▶ _EXERCISE_:
Return each line of the listing that contains the string "Evaluasi".
----------------------------------------
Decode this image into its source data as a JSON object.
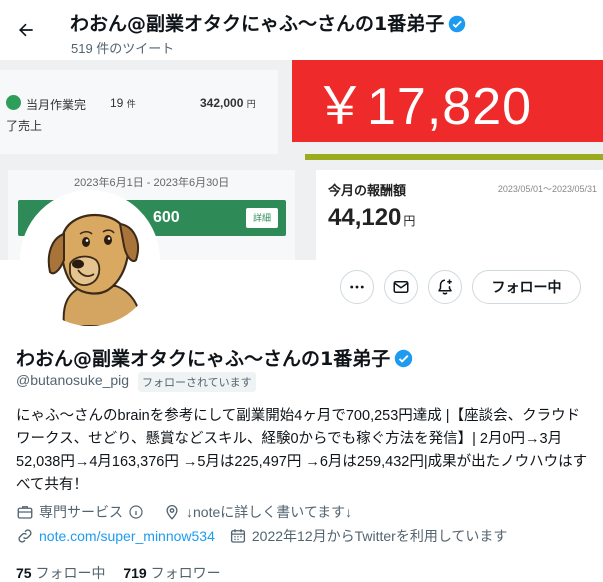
{
  "header": {
    "back_icon": "arrow-left-icon",
    "name": "わおん@副業オタクにゃふ〜さんの1番弟子",
    "tweet_count": "519 件のツイート"
  },
  "banner": {
    "card1": {
      "col1": "当月作業完",
      "col2": "19",
      "col2_unit": "件",
      "col3": "342,000",
      "col3_unit": "円",
      "sub": "了売上"
    },
    "red_amount": "￥17,820",
    "card3": {
      "date_range": "2023年6月1日 - 2023年6月30日",
      "amount_partial": "600",
      "detail_label": "詳細"
    },
    "card4": {
      "title": "今月の報酬額",
      "date_range": "2023/05/01〜2023/05/31",
      "amount": "44,120",
      "unit": "円"
    }
  },
  "actions": {
    "more_icon": "more-horizontal-icon",
    "message_icon": "envelope-icon",
    "notify_icon": "bell-plus-icon",
    "follow_label": "フォロー中"
  },
  "profile": {
    "name": "わおん@副業オタクにゃふ〜さんの1番弟子",
    "handle": "@butanosuke_pig",
    "follows_you": "フォローされています",
    "bio": "にゃふ〜さんのbrainを参考にして副業開始4ヶ月で700,253円達成 |【座談会、クラウドワークス、せどり、懸賞などスキル、経験0からでも稼ぐ方法を発信】| 2月0円→3月52,038円→4月163,376円 →5月は225,497円 →6月は259,432円|成果が出たノウハウはすべて共有！",
    "category": "専門サービス",
    "location": "↓noteに詳しく書いてます↓",
    "url": "note.com/super_minnow534",
    "joined": "2022年12月からTwitterを利用しています",
    "following_count": "75",
    "following_label": "フォロー中",
    "followers_count": "719",
    "followers_label": "フォロワー"
  },
  "colors": {
    "accent": "#1d9bf0",
    "verified": "#1d9bf0",
    "red_card": "#ee2a2a",
    "green": "#2e8b57"
  }
}
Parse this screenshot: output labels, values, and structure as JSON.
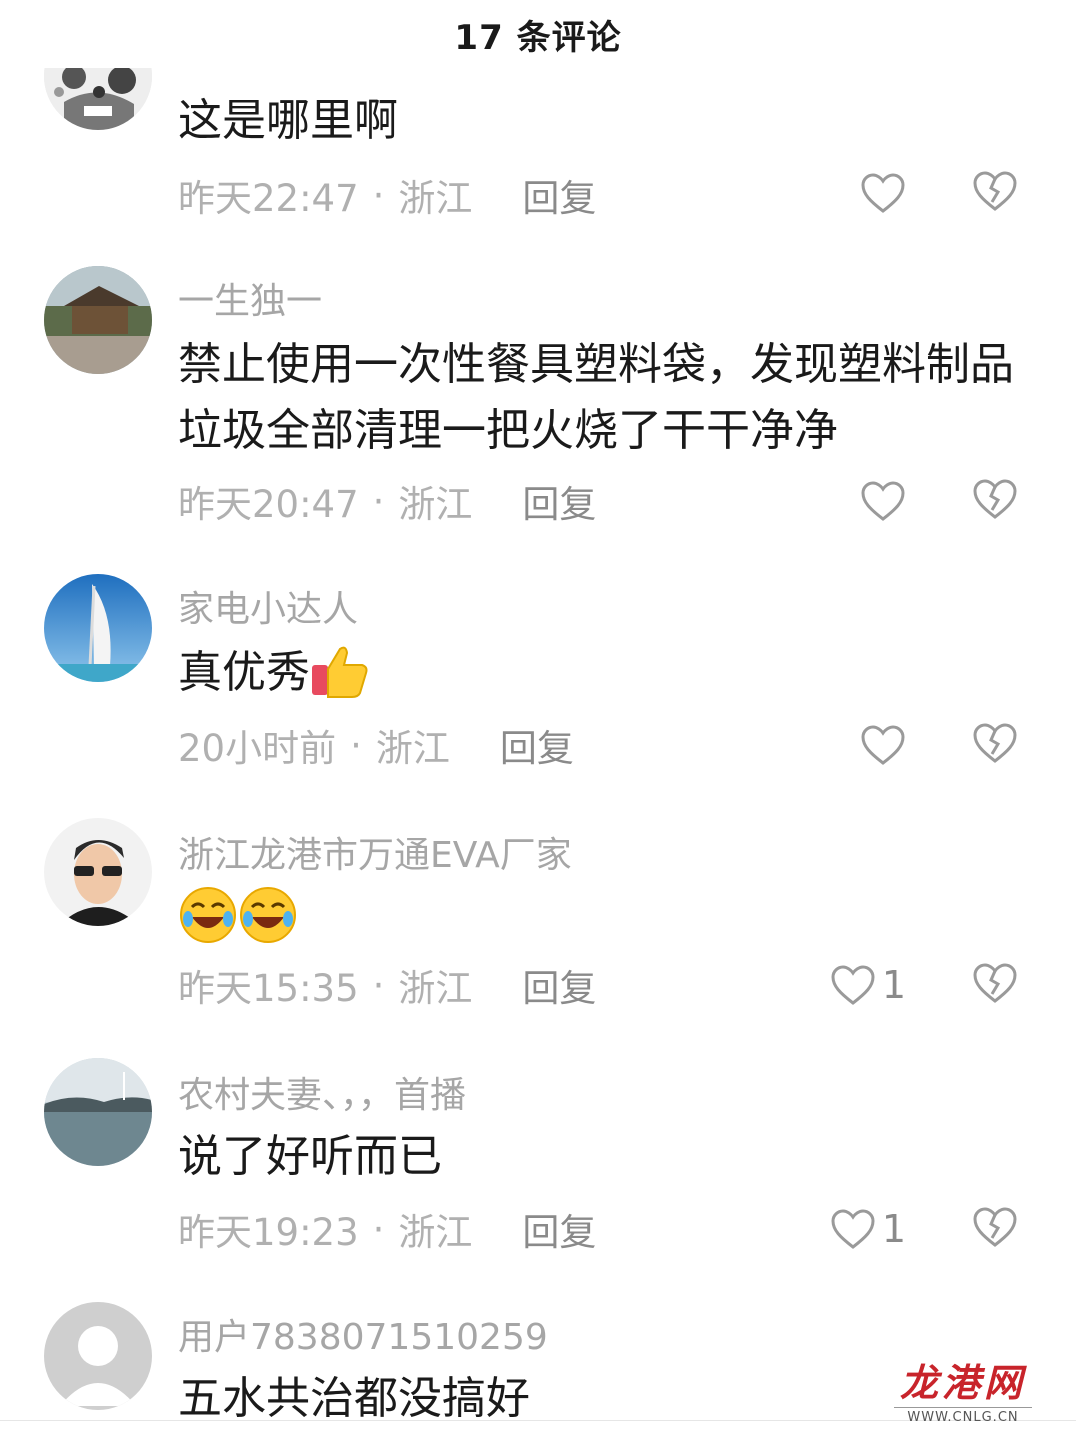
{
  "header": {
    "title": "17 条评论"
  },
  "comments": [
    {
      "username": "",
      "text": "这是哪里啊",
      "time": "昨天22:47",
      "location": "浙江",
      "reply_label": "回复",
      "likes": ""
    },
    {
      "username": "一生独一",
      "text": "禁止使用一次性餐具塑料袋，发现塑料制品垃圾全部清理一把火烧了干干净净",
      "time": "昨天20:47",
      "location": "浙江",
      "reply_label": "回复",
      "likes": ""
    },
    {
      "username": "家电小达人",
      "text": "真优秀",
      "time": "20小时前",
      "location": "浙江",
      "reply_label": "回复",
      "likes": ""
    },
    {
      "username": "浙江龙港市万通EVA厂家",
      "text": "",
      "time": "昨天15:35",
      "location": "浙江",
      "reply_label": "回复",
      "likes": "1"
    },
    {
      "username": "农村夫妻、，，首播",
      "text": "说了好听而已",
      "time": "昨天19:23",
      "location": "浙江",
      "reply_label": "回复",
      "likes": "1"
    },
    {
      "username": "用户7838071510259",
      "text": "五水共治都没搞好",
      "time": "",
      "location": "",
      "reply_label": "",
      "likes": ""
    }
  ],
  "meta_separator": "·",
  "icons": {
    "like": "heart-outline-icon",
    "dislike": "broken-heart-icon",
    "thumbs_up_emoji": "thumbs-up-emoji",
    "laughing_emoji": "rolling-laughing-emoji"
  },
  "watermark": {
    "logo": "龙港网",
    "site": "WWW.CNLG.CN"
  },
  "colors": {
    "username": "#a6a6a6",
    "meta": "#b0b0b0",
    "icon": "#9a9a9a",
    "watermark": "#c8242b"
  }
}
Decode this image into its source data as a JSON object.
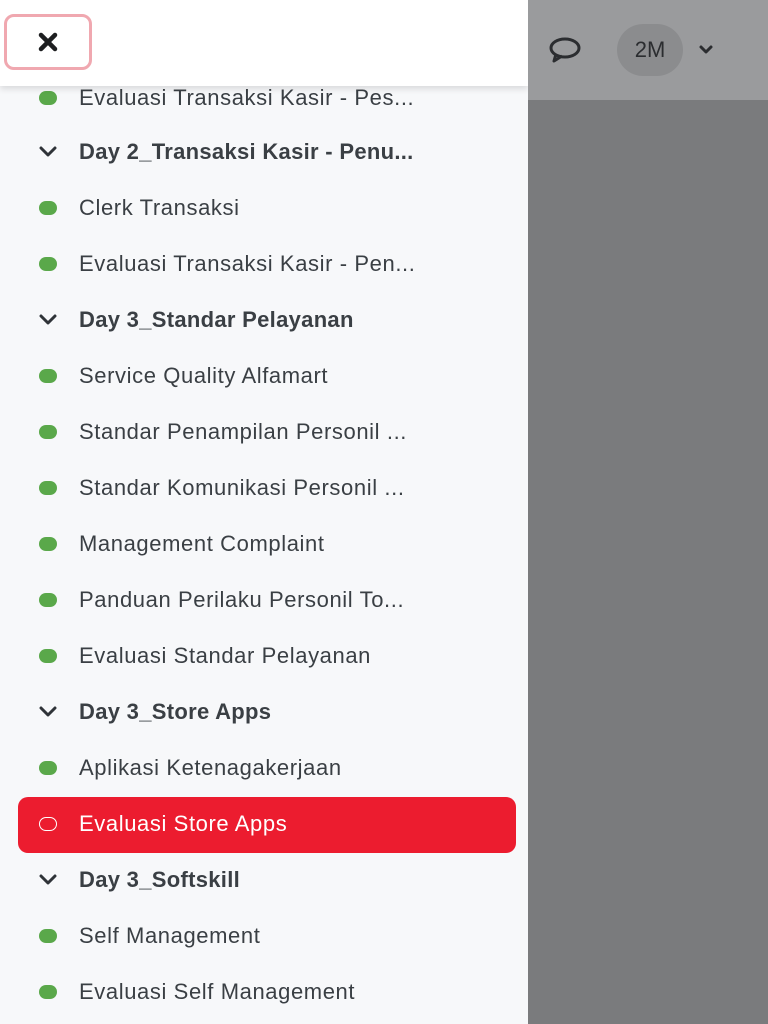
{
  "header": {
    "close_icon": "close-icon",
    "message_icon": "speech-bubble-icon",
    "user_initials": "2M",
    "user_menu_icon": "chevron-down-icon"
  },
  "colors": {
    "active_bg": "#ec1c2f",
    "complete_dot": "#5aa84a",
    "drawer_bg": "#f7f8fa",
    "backdrop": "#7a7b7d"
  },
  "items": [
    {
      "type": "lesson",
      "label": "Evaluasi Transaksi Kasir - Pes...",
      "status": "complete"
    },
    {
      "type": "section",
      "label": "Day 2_Transaksi Kasir - Penu..."
    },
    {
      "type": "lesson",
      "label": "Clerk Transaksi",
      "status": "complete"
    },
    {
      "type": "lesson",
      "label": "Evaluasi Transaksi Kasir - Pen...",
      "status": "complete"
    },
    {
      "type": "section",
      "label": "Day 3_Standar Pelayanan"
    },
    {
      "type": "lesson",
      "label": "Service Quality Alfamart",
      "status": "complete"
    },
    {
      "type": "lesson",
      "label": "Standar Penampilan Personil ...",
      "status": "complete"
    },
    {
      "type": "lesson",
      "label": "Standar Komunikasi Personil ...",
      "status": "complete"
    },
    {
      "type": "lesson",
      "label": "Management Complaint",
      "status": "complete"
    },
    {
      "type": "lesson",
      "label": "Panduan Perilaku Personil To...",
      "status": "complete"
    },
    {
      "type": "lesson",
      "label": "Evaluasi Standar Pelayanan",
      "status": "complete"
    },
    {
      "type": "section",
      "label": "Day 3_Store Apps"
    },
    {
      "type": "lesson",
      "label": "Aplikasi Ketenagakerjaan",
      "status": "complete"
    },
    {
      "type": "lesson",
      "label": "Evaluasi Store Apps",
      "status": "active"
    },
    {
      "type": "section",
      "label": "Day 3_Softskill"
    },
    {
      "type": "lesson",
      "label": "Self Management",
      "status": "complete"
    },
    {
      "type": "lesson",
      "label": "Evaluasi Self Management",
      "status": "complete"
    }
  ]
}
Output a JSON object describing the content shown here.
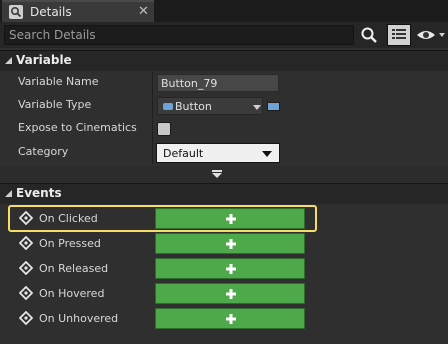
{
  "tab": {
    "title": "Details",
    "icon": "details-magnifier-icon",
    "close_glyph": "✕"
  },
  "search": {
    "placeholder": "Search Details",
    "value": ""
  },
  "variable_section": {
    "title": "Variable",
    "rows": {
      "name": {
        "label": "Variable Name",
        "value": "Button_79"
      },
      "type": {
        "label": "Variable Type",
        "value": "Button"
      },
      "expose": {
        "label": "Expose to Cinematics",
        "checked": false
      },
      "category": {
        "label": "Category",
        "value": "Default"
      }
    }
  },
  "events_section": {
    "title": "Events",
    "items": [
      {
        "label": "On Clicked",
        "highlighted": true
      },
      {
        "label": "On Pressed"
      },
      {
        "label": "On Released"
      },
      {
        "label": "On Hovered"
      },
      {
        "label": "On Unhovered"
      }
    ],
    "add_glyph": "+"
  },
  "colors": {
    "add_button_green": "#4ea94a",
    "highlight_yellow": "#f5dd68",
    "object_type_blue": "#6fa3d6",
    "panel_bg": "#2f2f2f"
  }
}
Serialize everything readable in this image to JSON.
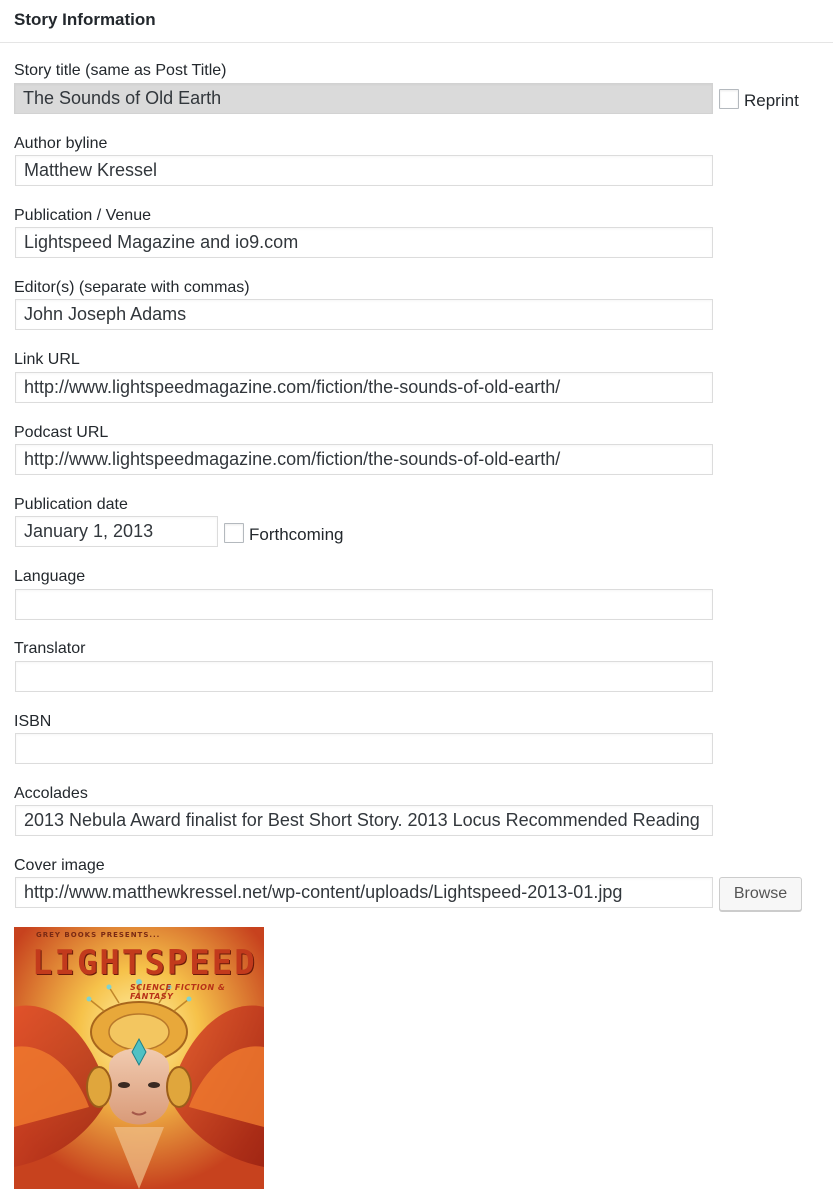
{
  "panel": {
    "title": "Story Information"
  },
  "fields": {
    "story_title": {
      "label": "Story title (same as Post Title)",
      "value": "The Sounds of Old Earth",
      "reprint_label": "Reprint"
    },
    "author": {
      "label": "Author byline",
      "value": "Matthew Kressel"
    },
    "publication": {
      "label": "Publication / Venue",
      "value": "Lightspeed Magazine and io9.com"
    },
    "editors": {
      "label": "Editor(s) (separate with commas)",
      "value": "John Joseph Adams"
    },
    "link_url": {
      "label": "Link URL",
      "value": "http://www.lightspeedmagazine.com/fiction/the-sounds-of-old-earth/"
    },
    "podcast_url": {
      "label": "Podcast URL",
      "value": "http://www.lightspeedmagazine.com/fiction/the-sounds-of-old-earth/"
    },
    "publication_date": {
      "label": "Publication date",
      "value": "January 1, 2013",
      "forthcoming_label": "Forthcoming"
    },
    "language": {
      "label": "Language",
      "value": ""
    },
    "translator": {
      "label": "Translator",
      "value": ""
    },
    "isbn": {
      "label": "ISBN",
      "value": ""
    },
    "accolades": {
      "label": "Accolades",
      "value": "2013 Nebula Award finalist for Best Short Story. 2013 Locus Recommended Reading"
    },
    "cover_image": {
      "label": "Cover image",
      "value": "http://www.matthewkressel.net/wp-content/uploads/Lightspeed-2013-01.jpg",
      "browse_label": "Browse"
    }
  },
  "cover": {
    "presents_text": "GREY BOOKS PRESENTS...",
    "masthead": "LIGHTSPEED",
    "tagline": "SCIENCE FICTION & FANTASY"
  }
}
----------------------------------------
▶ _SOLUTION FOR THIS TASK_:
      "label": "Evaluasi Transaksi Kasir - Pes...",
      "label": "Evaluasi Transaksi Kasir - Pen...",
      "label": "Evaluasi Standar Pelayanan",
      "label": "Evaluasi Store Apps",
      "label": "Evaluasi Self Management",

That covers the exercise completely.